Data entries:
----

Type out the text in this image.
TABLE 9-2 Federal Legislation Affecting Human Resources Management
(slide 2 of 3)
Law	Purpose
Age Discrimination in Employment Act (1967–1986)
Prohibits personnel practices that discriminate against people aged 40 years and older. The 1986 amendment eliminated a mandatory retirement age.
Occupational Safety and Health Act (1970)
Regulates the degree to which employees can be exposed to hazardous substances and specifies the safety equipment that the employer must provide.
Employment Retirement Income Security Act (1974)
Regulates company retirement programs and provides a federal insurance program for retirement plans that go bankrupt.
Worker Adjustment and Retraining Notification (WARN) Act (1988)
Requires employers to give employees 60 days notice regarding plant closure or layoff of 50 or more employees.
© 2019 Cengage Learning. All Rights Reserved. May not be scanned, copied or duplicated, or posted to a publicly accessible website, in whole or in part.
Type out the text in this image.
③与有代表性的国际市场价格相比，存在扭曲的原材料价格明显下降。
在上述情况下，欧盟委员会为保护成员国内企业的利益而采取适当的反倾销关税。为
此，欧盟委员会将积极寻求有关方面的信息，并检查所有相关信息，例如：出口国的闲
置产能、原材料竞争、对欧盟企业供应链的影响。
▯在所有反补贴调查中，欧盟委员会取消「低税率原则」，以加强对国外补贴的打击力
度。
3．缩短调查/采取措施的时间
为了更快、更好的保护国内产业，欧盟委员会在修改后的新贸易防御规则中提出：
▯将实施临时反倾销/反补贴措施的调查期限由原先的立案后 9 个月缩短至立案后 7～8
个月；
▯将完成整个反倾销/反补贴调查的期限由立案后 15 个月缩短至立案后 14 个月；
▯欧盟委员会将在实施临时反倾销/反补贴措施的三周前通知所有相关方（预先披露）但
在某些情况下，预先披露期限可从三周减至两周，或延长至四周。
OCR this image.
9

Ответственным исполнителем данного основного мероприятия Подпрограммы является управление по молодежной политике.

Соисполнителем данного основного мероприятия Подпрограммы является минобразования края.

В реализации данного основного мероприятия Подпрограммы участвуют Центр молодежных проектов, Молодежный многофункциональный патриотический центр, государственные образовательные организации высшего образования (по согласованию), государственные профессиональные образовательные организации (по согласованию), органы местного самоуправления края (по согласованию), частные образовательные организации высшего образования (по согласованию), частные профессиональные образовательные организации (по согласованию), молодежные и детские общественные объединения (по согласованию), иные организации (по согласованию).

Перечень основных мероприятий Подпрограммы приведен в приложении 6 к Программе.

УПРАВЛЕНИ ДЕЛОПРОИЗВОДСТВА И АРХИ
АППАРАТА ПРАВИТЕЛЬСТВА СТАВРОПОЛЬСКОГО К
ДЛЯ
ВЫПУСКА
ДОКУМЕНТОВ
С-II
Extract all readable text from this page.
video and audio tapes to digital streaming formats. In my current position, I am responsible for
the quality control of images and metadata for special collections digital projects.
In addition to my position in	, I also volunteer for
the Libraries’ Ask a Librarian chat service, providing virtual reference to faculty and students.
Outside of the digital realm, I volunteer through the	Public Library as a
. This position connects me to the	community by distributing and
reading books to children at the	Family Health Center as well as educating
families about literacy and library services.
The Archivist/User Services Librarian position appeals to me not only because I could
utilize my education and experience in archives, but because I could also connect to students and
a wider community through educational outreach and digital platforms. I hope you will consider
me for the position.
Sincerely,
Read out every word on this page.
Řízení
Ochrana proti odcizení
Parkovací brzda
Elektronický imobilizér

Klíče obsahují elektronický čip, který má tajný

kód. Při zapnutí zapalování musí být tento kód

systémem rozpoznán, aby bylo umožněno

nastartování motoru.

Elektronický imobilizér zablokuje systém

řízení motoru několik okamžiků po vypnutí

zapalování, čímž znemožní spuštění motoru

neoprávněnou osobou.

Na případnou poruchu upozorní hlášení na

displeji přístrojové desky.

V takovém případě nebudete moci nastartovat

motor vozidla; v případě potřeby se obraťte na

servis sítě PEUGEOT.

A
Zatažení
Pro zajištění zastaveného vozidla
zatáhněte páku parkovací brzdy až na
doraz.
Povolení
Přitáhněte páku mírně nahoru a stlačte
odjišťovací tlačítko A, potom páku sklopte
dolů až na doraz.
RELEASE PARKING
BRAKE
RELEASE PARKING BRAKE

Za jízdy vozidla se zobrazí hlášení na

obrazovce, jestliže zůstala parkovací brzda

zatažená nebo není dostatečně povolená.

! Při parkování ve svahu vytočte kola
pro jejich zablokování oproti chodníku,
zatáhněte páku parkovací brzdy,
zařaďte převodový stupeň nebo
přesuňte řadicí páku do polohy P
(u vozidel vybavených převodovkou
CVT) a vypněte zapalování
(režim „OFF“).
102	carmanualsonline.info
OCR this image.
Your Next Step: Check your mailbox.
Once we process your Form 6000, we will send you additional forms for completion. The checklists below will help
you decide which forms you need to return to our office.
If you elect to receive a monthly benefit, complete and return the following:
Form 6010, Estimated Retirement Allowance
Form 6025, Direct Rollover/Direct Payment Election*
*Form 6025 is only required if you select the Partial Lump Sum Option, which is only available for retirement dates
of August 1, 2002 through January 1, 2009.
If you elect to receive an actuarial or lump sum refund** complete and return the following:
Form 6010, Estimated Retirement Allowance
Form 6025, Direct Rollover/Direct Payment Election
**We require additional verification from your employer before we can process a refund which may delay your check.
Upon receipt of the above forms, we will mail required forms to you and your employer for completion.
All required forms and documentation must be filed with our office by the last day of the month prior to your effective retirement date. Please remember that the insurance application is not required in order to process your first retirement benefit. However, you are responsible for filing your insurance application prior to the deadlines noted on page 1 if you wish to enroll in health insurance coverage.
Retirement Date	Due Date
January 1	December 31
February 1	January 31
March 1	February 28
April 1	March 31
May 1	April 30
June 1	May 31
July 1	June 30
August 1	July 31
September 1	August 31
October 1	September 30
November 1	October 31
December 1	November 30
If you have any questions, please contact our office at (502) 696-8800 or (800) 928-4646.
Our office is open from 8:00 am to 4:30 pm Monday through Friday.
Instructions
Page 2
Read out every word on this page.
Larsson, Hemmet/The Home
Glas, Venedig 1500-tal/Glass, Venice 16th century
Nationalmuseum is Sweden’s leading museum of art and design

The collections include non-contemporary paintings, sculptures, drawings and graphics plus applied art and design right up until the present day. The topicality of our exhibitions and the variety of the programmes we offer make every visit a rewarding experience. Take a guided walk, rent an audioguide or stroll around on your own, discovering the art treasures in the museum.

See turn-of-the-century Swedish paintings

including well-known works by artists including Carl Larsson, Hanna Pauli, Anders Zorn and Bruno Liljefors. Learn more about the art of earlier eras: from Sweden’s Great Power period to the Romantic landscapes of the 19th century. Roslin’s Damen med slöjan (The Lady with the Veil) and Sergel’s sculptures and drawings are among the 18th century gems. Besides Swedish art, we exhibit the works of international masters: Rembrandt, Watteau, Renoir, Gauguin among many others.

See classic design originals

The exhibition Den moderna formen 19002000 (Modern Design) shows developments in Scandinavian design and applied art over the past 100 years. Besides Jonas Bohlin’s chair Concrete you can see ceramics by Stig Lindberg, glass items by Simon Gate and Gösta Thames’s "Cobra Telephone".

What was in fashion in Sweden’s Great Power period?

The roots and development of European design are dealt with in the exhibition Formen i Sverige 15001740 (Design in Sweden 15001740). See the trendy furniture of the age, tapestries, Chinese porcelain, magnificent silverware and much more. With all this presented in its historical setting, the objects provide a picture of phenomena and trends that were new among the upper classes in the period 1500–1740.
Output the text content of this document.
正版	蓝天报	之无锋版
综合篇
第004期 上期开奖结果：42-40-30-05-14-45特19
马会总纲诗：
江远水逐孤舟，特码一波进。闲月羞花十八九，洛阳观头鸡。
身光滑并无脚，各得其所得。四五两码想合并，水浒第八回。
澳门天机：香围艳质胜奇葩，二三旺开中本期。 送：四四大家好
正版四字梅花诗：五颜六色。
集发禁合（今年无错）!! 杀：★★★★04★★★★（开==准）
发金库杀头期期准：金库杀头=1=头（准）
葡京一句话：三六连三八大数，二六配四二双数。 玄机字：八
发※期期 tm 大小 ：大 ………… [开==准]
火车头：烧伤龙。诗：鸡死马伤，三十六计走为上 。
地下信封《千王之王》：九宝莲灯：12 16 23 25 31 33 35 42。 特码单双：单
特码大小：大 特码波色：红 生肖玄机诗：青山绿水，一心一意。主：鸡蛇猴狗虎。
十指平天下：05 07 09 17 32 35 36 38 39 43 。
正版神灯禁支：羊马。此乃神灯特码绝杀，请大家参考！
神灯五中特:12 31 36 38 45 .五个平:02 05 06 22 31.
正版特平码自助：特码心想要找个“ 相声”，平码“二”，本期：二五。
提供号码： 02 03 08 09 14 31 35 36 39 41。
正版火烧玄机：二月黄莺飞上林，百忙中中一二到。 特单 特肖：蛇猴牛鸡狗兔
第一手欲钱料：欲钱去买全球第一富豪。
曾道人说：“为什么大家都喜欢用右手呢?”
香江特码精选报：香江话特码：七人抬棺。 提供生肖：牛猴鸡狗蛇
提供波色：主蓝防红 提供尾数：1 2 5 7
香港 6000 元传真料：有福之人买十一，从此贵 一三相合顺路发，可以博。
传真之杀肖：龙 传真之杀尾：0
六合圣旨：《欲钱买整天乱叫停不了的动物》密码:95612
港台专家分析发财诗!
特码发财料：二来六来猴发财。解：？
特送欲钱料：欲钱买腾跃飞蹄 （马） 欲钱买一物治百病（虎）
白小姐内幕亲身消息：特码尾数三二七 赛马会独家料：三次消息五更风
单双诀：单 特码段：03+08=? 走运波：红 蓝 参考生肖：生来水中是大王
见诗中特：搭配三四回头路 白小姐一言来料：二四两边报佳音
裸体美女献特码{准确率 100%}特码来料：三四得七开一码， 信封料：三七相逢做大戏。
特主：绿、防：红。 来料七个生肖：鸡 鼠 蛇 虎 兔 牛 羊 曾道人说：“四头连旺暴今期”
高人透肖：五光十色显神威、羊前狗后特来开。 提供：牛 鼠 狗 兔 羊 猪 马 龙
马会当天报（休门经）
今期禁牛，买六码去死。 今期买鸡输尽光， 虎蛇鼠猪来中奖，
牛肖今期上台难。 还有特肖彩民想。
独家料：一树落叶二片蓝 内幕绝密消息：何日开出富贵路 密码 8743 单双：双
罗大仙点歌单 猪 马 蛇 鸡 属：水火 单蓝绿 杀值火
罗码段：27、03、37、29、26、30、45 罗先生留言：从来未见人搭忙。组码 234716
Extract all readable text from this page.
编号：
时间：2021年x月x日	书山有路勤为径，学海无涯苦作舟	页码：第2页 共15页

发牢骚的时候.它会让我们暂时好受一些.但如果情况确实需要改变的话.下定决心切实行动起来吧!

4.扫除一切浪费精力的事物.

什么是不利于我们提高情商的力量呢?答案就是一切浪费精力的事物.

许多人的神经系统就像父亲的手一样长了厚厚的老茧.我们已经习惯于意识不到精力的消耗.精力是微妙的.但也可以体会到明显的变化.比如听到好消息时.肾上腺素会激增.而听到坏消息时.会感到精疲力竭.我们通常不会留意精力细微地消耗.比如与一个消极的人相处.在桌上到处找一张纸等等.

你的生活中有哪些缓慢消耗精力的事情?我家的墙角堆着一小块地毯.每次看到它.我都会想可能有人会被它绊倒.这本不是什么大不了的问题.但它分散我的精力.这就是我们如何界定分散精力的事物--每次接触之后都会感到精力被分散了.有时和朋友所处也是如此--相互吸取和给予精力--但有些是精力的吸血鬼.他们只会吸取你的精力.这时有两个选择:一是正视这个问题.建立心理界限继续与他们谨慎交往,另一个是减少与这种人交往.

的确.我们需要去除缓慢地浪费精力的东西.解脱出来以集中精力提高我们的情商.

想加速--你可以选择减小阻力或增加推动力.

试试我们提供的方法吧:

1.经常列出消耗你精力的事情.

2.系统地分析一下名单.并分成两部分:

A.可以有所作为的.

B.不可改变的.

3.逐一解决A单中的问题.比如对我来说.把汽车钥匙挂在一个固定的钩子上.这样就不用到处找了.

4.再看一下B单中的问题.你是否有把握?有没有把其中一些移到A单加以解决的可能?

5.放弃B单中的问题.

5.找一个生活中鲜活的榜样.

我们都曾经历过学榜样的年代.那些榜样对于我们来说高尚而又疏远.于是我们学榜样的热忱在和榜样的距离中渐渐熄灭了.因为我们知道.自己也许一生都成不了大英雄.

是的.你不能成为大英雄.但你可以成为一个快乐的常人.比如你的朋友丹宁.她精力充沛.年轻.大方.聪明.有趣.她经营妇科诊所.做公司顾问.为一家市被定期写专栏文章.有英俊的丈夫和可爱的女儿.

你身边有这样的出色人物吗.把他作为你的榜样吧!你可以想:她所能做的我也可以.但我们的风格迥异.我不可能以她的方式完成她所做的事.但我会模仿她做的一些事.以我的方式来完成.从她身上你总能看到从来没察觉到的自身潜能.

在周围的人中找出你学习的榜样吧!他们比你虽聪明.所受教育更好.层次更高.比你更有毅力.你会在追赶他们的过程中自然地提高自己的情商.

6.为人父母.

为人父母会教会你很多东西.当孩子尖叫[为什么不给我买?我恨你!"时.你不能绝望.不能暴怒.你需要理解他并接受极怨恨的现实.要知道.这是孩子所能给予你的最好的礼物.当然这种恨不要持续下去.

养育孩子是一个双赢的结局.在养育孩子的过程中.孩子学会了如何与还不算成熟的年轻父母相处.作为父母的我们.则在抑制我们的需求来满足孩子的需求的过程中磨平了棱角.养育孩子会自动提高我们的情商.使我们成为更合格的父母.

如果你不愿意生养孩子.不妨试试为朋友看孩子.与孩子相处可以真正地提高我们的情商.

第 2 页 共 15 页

----

# [What is asked]
Report each line in the preceding entries that holds the string "completion".

# [Task solution]
Once we process your Form 6000, we will send you additional forms for completion. The checklists below will help
Upon receipt of the above forms, we will mail required forms to you and your employer for completion.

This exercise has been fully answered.